##### Entries provided #####

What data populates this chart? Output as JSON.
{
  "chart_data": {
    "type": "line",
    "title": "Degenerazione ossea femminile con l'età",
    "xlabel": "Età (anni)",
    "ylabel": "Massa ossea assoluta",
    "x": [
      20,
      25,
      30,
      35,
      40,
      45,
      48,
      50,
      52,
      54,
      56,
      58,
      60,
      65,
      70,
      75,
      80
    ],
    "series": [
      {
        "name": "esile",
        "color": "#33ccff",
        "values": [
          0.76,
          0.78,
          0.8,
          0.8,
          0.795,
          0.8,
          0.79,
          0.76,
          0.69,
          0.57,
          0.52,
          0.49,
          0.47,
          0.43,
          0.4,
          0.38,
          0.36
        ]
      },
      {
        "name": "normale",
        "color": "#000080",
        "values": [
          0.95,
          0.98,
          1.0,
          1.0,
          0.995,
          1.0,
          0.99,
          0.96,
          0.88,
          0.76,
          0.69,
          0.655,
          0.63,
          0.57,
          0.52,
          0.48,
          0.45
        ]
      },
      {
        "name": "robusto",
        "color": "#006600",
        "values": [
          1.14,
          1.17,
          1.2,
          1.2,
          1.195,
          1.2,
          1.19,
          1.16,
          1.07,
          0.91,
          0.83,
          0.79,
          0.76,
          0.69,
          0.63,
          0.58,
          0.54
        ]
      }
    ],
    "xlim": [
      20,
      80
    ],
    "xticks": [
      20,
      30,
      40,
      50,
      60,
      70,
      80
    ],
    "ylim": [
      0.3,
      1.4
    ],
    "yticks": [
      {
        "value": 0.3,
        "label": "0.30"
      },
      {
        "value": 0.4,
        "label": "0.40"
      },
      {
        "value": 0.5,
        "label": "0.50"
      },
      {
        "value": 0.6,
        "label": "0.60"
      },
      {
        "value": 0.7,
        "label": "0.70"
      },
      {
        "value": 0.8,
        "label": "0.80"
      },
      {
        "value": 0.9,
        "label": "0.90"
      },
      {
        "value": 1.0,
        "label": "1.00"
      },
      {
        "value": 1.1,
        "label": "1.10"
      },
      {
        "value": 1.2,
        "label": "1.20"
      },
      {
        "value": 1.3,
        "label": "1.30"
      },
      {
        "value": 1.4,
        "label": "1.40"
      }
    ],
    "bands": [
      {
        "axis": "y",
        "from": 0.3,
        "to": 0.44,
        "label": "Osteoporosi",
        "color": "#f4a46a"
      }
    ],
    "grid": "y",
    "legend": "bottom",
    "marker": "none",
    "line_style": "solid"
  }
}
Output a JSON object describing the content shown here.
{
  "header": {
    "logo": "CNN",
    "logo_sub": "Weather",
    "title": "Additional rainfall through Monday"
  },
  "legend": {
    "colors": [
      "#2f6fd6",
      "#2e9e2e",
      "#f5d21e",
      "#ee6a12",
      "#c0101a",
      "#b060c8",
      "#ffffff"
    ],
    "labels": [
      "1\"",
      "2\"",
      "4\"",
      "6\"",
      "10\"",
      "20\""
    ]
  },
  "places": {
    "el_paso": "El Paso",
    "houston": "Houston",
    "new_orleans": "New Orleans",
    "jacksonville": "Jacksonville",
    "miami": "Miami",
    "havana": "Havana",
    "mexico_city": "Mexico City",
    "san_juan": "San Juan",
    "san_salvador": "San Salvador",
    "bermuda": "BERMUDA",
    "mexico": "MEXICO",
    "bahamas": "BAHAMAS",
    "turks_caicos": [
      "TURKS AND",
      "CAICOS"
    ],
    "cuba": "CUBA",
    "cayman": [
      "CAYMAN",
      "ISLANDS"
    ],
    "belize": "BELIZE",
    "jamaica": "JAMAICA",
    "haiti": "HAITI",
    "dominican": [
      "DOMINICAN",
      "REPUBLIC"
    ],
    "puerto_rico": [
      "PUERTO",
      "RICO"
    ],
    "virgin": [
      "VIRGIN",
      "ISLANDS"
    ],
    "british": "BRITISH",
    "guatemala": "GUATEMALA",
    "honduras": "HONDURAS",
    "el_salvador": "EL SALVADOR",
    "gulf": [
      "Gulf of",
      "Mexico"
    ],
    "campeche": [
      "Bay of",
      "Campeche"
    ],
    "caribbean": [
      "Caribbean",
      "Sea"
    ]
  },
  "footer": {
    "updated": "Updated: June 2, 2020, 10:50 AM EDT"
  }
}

#####

From the records above, extract each line exactly as shown.

> Correct answer
What data populates this chart? Output as JSON.
{
  "chart_data": {
    "type": "line",
    "title": "Degenerazione ossea femminile con l'età",
    "xlabel": "Età (anni)",
    "ylabel": "Massa ossea assoluta",
    "x": [
      20,
      25,
      30,
      35,
      40,
      45,
      48,
      50,
      52,
      54,
      56,
      58,
      60,
      65,
      70,
      75,
      80
    ],
    "series": [
      {
        "name": "esile",
        "color": "#33ccff",
        "values": [
          0.76,
          0.78,
          0.8,
          0.8,
          0.795,
          0.8,
          0.79,
          0.76,
          0.69,
          0.57,
          0.52,
          0.49,
          0.47,
          0.43,
          0.4,
          0.38,
          0.36
        ]
      },
      {
        "name": "normale",
        "color": "#000080",
        "values": [
          0.95,
          0.98,
          1.0,
          1.0,
          0.995,
          1.0,
          0.99,
          0.96,
          0.88,
          0.76,
          0.69,
          0.655,
          0.63,
          0.57,
          0.52,
          0.48,
          0.45
        ]
      },
      {
        "name": "robusto",
        "color": "#006600",
        "values": [
          1.14,
          1.17,
          1.2,
          1.2,
          1.195,
          1.2,
          1.19,
          1.16,
          1.07,
          0.91,
          0.83,
          0.79,
          0.76,
          0.69,
          0.63,
          0.58,
          0.54
        ]
      }
    ],
    "xlim": [
      20,
      80
    ],
    "xticks": [
      20,
      30,
      40,
      50,
      60,
      70,
      80
    ],
    "ylim": [
      0.3,
      1.4
    ],
    "yticks": [
      {
        "value": 0.3,
        "label": "0.30"
      },
      {
        "value": 0.4,
        "label": "0.40"
      },
      {
        "value": 0.5,
        "label": "0.50"
      },
      {
        "value": 0.6,
        "label": "0.60"
      },
      {
        "value": 0.7,
        "label": "0.70"
      },
      {
        "value": 0.8,
        "label": "0.80"
      },
      {
        "value": 0.9,
        "label": "0.90"
      },
      {
        "value": 1.0,
        "label": "1.00"
      },
      {
        "value": 1.1,
        "label": "1.10"
      },
      {
        "value": 1.2,
        "label": "1.20"
      },
      {
        "value": 1.3,
        "label": "1.30"
      },
      {
        "value": 1.4,
        "label": "1.40"
      }
    ],
    "bands": [
      {
        "axis": "y",
        "from": 0.3,
        "to": 0.44,
        "label": "Osteoporosi",
        "color": "#f4a46a"
      }
    ],
    "grid": "y",
    "legend": "bottom",
    "marker": "none",
    "line_style": "solid"
  }
}
Output a JSON object describing the content shown here.
{
  "header": {
    "logo": "CNN",
    "logo_sub": "Weather",
    "title": "Additional rainfall through Monday"
  },
  "legend": {
    "colors": [
      "#2f6fd6",
      "#2e9e2e",
      "#f5d21e",
      "#ee6a12",
      "#c0101a",
      "#b060c8",
      "#ffffff"
    ],
    "labels": [
      "1\"",
      "2\"",
      "4\"",
      "6\"",
      "10\"",
      "20\""
    ]
  },
  "places": {
    "el_paso": "El Paso",
    "houston": "Houston",
    "new_orleans": "New Orleans",
    "jacksonville": "Jacksonville",
    "miami": "Miami",
    "havana": "Havana",
    "mexico_city": "Mexico City",
    "san_juan": "San Juan",
    "san_salvador": "San Salvador",
    "bermuda": "BERMUDA",
    "mexico": "MEXICO",
    "bahamas": "BAHAMAS",
    "turks_caicos": [
      "TURKS AND",
      "CAICOS"
    ],
    "cuba": "CUBA",
    "cayman": [
      "CAYMAN",
      "ISLANDS"
    ],
    "belize": "BELIZE",
    "jamaica": "JAMAICA",
    "haiti": "HAITI",
    "dominican": [
      "DOMINICAN",
      "REPUBLIC"
    ],
    "puerto_rico": [
      "PUERTO",
      "RICO"
    ],
    "virgin": [
      "VIRGIN",
      "ISLANDS"
    ],
    "british": "BRITISH",
    "guatemala": "GUATEMALA",
    "honduras": "HONDURAS",
    "el_salvador": "EL SALVADOR",
    "gulf": [
      "Gulf of",
      "Mexico"
    ],
    "campeche": [
      "Bay of",
      "Campeche"
    ],
    "caribbean": [
      "Caribbean",
      "Sea"
    ]
  },
  "footer": {
    "updated": "Updated: June 2, 2020, 10:50 AM EDT"
  }
}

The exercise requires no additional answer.